● Instructions for the task
Copy each line of the listing below exactly.

※

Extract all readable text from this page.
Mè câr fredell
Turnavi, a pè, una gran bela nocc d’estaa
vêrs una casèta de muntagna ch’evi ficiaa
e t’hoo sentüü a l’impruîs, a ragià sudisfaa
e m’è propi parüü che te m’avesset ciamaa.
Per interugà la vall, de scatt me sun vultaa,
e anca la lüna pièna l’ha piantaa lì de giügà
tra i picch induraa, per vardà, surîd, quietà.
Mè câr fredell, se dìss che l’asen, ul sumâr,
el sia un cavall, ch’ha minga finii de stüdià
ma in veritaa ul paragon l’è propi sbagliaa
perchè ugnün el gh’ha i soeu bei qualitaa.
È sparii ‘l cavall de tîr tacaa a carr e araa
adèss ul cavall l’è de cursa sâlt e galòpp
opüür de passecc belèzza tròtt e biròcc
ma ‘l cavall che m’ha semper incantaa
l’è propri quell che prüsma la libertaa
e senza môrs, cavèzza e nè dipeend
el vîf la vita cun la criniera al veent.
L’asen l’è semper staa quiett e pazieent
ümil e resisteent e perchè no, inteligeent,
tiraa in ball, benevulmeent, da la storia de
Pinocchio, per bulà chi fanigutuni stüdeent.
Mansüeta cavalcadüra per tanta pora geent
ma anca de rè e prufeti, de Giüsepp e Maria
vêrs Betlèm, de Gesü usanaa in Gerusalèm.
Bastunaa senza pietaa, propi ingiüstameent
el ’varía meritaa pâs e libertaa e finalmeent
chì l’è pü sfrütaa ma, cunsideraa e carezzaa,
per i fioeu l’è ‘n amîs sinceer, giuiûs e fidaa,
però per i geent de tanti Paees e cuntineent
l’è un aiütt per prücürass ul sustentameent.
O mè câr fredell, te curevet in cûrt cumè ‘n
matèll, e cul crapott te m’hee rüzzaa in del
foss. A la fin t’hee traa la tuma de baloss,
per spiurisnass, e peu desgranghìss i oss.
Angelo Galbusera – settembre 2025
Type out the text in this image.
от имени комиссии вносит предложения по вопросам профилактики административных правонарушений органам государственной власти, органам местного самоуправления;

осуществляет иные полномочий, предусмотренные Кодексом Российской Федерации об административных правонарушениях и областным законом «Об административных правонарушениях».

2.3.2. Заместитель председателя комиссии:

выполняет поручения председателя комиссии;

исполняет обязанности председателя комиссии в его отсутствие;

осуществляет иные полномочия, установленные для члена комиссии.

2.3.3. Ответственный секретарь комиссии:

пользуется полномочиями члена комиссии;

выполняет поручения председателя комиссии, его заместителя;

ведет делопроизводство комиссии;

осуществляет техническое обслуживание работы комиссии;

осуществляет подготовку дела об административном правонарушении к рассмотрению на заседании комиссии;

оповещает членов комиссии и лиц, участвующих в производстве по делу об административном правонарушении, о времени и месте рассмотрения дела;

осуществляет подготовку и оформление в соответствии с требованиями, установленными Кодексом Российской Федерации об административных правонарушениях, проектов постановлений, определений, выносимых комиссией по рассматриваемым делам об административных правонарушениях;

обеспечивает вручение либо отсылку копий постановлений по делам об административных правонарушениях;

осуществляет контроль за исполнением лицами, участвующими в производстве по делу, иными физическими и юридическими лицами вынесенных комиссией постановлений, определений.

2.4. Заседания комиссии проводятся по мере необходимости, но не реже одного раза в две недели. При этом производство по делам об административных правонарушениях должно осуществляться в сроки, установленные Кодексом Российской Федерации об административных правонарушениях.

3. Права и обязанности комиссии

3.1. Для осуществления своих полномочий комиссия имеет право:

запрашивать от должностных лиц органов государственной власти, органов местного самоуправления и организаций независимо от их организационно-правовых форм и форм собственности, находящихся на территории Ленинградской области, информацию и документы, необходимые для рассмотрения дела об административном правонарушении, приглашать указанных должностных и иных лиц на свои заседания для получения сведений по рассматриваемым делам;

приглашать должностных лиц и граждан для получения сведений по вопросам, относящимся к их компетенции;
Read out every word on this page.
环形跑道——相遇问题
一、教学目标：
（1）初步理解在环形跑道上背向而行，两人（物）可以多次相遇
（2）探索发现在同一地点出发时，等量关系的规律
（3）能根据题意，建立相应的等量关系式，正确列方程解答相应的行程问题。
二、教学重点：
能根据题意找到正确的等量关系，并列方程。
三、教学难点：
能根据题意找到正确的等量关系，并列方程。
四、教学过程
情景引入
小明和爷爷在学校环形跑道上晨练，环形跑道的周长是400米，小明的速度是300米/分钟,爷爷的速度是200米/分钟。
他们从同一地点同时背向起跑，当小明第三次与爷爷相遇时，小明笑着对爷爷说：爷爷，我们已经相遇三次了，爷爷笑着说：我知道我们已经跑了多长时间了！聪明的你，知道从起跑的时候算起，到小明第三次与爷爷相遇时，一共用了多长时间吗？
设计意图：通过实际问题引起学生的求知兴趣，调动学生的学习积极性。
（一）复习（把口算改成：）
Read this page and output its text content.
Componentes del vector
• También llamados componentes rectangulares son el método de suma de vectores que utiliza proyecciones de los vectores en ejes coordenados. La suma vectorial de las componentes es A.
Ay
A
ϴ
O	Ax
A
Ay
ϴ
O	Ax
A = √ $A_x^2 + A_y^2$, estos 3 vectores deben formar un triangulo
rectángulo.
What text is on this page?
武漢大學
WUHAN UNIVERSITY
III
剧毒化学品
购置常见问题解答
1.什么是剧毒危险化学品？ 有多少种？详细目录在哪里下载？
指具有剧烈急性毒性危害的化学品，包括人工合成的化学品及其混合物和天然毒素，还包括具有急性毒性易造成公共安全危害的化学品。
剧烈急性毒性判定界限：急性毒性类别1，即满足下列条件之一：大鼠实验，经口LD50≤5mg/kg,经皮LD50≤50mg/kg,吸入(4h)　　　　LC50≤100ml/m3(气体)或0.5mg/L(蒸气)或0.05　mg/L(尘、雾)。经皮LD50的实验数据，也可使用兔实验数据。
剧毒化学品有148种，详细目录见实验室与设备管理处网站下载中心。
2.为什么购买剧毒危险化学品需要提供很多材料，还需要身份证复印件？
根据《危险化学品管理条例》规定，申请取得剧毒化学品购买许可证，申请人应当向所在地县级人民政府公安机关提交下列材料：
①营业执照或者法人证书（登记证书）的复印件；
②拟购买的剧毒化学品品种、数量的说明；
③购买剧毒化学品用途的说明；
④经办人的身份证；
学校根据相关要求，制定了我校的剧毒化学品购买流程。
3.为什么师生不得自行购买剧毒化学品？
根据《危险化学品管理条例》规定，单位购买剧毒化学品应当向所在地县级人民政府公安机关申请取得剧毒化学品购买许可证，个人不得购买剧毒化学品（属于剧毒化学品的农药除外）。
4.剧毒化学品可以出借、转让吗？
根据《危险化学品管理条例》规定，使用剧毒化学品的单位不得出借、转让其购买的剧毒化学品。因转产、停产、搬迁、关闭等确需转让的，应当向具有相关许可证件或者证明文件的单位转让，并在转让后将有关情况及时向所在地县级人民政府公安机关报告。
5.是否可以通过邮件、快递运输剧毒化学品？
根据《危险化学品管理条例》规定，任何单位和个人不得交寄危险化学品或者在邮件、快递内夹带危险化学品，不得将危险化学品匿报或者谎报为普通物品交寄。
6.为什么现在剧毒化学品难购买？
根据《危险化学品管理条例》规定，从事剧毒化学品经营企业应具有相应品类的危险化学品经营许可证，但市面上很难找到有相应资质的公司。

※

● Solution
Extract all readable text from this page.
Mè câr fredell
Turnavi, a pè, una gran bela nocc d’estaa
vêrs una casèta de muntagna ch’evi ficiaa
e t’hoo sentüü a l’impruîs, a ragià sudisfaa
e m’è propi parüü che te m’avesset ciamaa.
Per interugà la vall, de scatt me sun vultaa,
e anca la lüna pièna l’ha piantaa lì de giügà
tra i picch induraa, per vardà, surîd, quietà.
Mè câr fredell, se dìss che l’asen, ul sumâr,
el sia un cavall, ch’ha minga finii de stüdià
ma in veritaa ul paragon l’è propi sbagliaa
perchè ugnün el gh’ha i soeu bei qualitaa.
È sparii ‘l cavall de tîr tacaa a carr e araa
adèss ul cavall l’è de cursa sâlt e galòpp
opüür de passecc belèzza tròtt e biròcc
ma ‘l cavall che m’ha semper incantaa
l’è propri quell che prüsma la libertaa
e senza môrs, cavèzza e nè dipeend
el vîf la vita cun la criniera al veent.
L’asen l’è semper staa quiett e pazieent
ümil e resisteent e perchè no, inteligeent,
tiraa in ball, benevulmeent, da la storia de
Pinocchio, per bulà chi fanigutuni stüdeent.
Mansüeta cavalcadüra per tanta pora geent
ma anca de rè e prufeti, de Giüsepp e Maria
vêrs Betlèm, de Gesü usanaa in Gerusalèm.
Bastunaa senza pietaa, propi ingiüstameent
el ’varía meritaa pâs e libertaa e finalmeent
chì l’è pü sfrütaa ma, cunsideraa e carezzaa,
per i fioeu l’è ‘n amîs sinceer, giuiûs e fidaa,
però per i geent de tanti Paees e cuntineent
l’è un aiütt per prücürass ul sustentameent.
O mè câr fredell, te curevet in cûrt cumè ‘n
matèll, e cul crapott te m’hee rüzzaa in del
foss. A la fin t’hee traa la tuma de baloss,
per spiurisnass, e peu desgranghìss i oss.
Angelo Galbusera – settembre 2025
Type out the text in this image.
от имени комиссии вносит предложения по вопросам профилактики административных правонарушений органам государственной власти, органам местного самоуправления;

осуществляет иные полномочий, предусмотренные Кодексом Российской Федерации об административных правонарушениях и областным законом «Об административных правонарушениях».

2.3.2. Заместитель председателя комиссии:

выполняет поручения председателя комиссии;

исполняет обязанности председателя комиссии в его отсутствие;

осуществляет иные полномочия, установленные для члена комиссии.

2.3.3. Ответственный секретарь комиссии:

пользуется полномочиями члена комиссии;

выполняет поручения председателя комиссии, его заместителя;

ведет делопроизводство комиссии;

осуществляет техническое обслуживание работы комиссии;

осуществляет подготовку дела об административном правонарушении к рассмотрению на заседании комиссии;

оповещает членов комиссии и лиц, участвующих в производстве по делу об административном правонарушении, о времени и месте рассмотрения дела;

осуществляет подготовку и оформление в соответствии с требованиями, установленными Кодексом Российской Федерации об административных правонарушениях, проектов постановлений, определений, выносимых комиссией по рассматриваемым делам об административных правонарушениях;

обеспечивает вручение либо отсылку копий постановлений по делам об административных правонарушениях;

осуществляет контроль за исполнением лицами, участвующими в производстве по делу, иными физическими и юридическими лицами вынесенных комиссией постановлений, определений.

2.4. Заседания комиссии проводятся по мере необходимости, но не реже одного раза в две недели. При этом производство по делам об административных правонарушениях должно осуществляться в сроки, установленные Кодексом Российской Федерации об административных правонарушениях.

3. Права и обязанности комиссии

3.1. Для осуществления своих полномочий комиссия имеет право:

запрашивать от должностных лиц органов государственной власти, органов местного самоуправления и организаций независимо от их организационно-правовых форм и форм собственности, находящихся на территории Ленинградской области, информацию и документы, необходимые для рассмотрения дела об административном правонарушении, приглашать указанных должностных и иных лиц на свои заседания для получения сведений по рассматриваемым делам;

приглашать должностных лиц и граждан для получения сведений по вопросам, относящимся к их компетенции;
Read out every word on this page.
环形跑道——相遇问题
一、教学目标：
（1）初步理解在环形跑道上背向而行，两人（物）可以多次相遇
（2）探索发现在同一地点出发时，等量关系的规律
（3）能根据题意，建立相应的等量关系式，正确列方程解答相应的行程问题。
二、教学重点：
能根据题意找到正确的等量关系，并列方程。
三、教学难点：
能根据题意找到正确的等量关系，并列方程。
四、教学过程
情景引入
小明和爷爷在学校环形跑道上晨练，环形跑道的周长是400米，小明的速度是300米/分钟,爷爷的速度是200米/分钟。
他们从同一地点同时背向起跑，当小明第三次与爷爷相遇时，小明笑着对爷爷说：爷爷，我们已经相遇三次了，爷爷笑着说：我知道我们已经跑了多长时间了！聪明的你，知道从起跑的时候算起，到小明第三次与爷爷相遇时，一共用了多长时间吗？
设计意图：通过实际问题引起学生的求知兴趣，调动学生的学习积极性。
（一）复习（把口算改成：）
Read this page and output its text content.
Componentes del vector
• También llamados componentes rectangulares son el método de suma de vectores que utiliza proyecciones de los vectores en ejes coordenados. La suma vectorial de las componentes es A.
Ay
A
ϴ
O	Ax
A
Ay
ϴ
O	Ax
A = √ $A_x^2 + A_y^2$, estos 3 vectores deben formar un triangulo
rectángulo.
What text is on this page?
武漢大學
WUHAN UNIVERSITY
III
剧毒化学品
购置常见问题解答
1.什么是剧毒危险化学品？ 有多少种？详细目录在哪里下载？
指具有剧烈急性毒性危害的化学品，包括人工合成的化学品及其混合物和天然毒素，还包括具有急性毒性易造成公共安全危害的化学品。
剧烈急性毒性判定界限：急性毒性类别1，即满足下列条件之一：大鼠实验，经口LD50≤5mg/kg,经皮LD50≤50mg/kg,吸入(4h)　　　　LC50≤100ml/m3(气体)或0.5mg/L(蒸气)或0.05　mg/L(尘、雾)。经皮LD50的实验数据，也可使用兔实验数据。
剧毒化学品有148种，详细目录见实验室与设备管理处网站下载中心。
2.为什么购买剧毒危险化学品需要提供很多材料，还需要身份证复印件？
根据《危险化学品管理条例》规定，申请取得剧毒化学品购买许可证，申请人应当向所在地县级人民政府公安机关提交下列材料：
①营业执照或者法人证书（登记证书）的复印件；
②拟购买的剧毒化学品品种、数量的说明；
③购买剧毒化学品用途的说明；
④经办人的身份证；
学校根据相关要求，制定了我校的剧毒化学品购买流程。
3.为什么师生不得自行购买剧毒化学品？
根据《危险化学品管理条例》规定，单位购买剧毒化学品应当向所在地县级人民政府公安机关申请取得剧毒化学品购买许可证，个人不得购买剧毒化学品（属于剧毒化学品的农药除外）。
4.剧毒化学品可以出借、转让吗？
根据《危险化学品管理条例》规定，使用剧毒化学品的单位不得出借、转让其购买的剧毒化学品。因转产、停产、搬迁、关闭等确需转让的，应当向具有相关许可证件或者证明文件的单位转让，并在转让后将有关情况及时向所在地县级人民政府公安机关报告。
5.是否可以通过邮件、快递运输剧毒化学品？
根据《危险化学品管理条例》规定，任何单位和个人不得交寄危险化学品或者在邮件、快递内夹带危险化学品，不得将危险化学品匿报或者谎报为普通物品交寄。
6.为什么现在剧毒化学品难购买？
根据《危险化学品管理条例》规定，从事剧毒化学品经营企业应具有相应品类的危险化学品经营许可证，但市面上很难找到有相应资质的公司。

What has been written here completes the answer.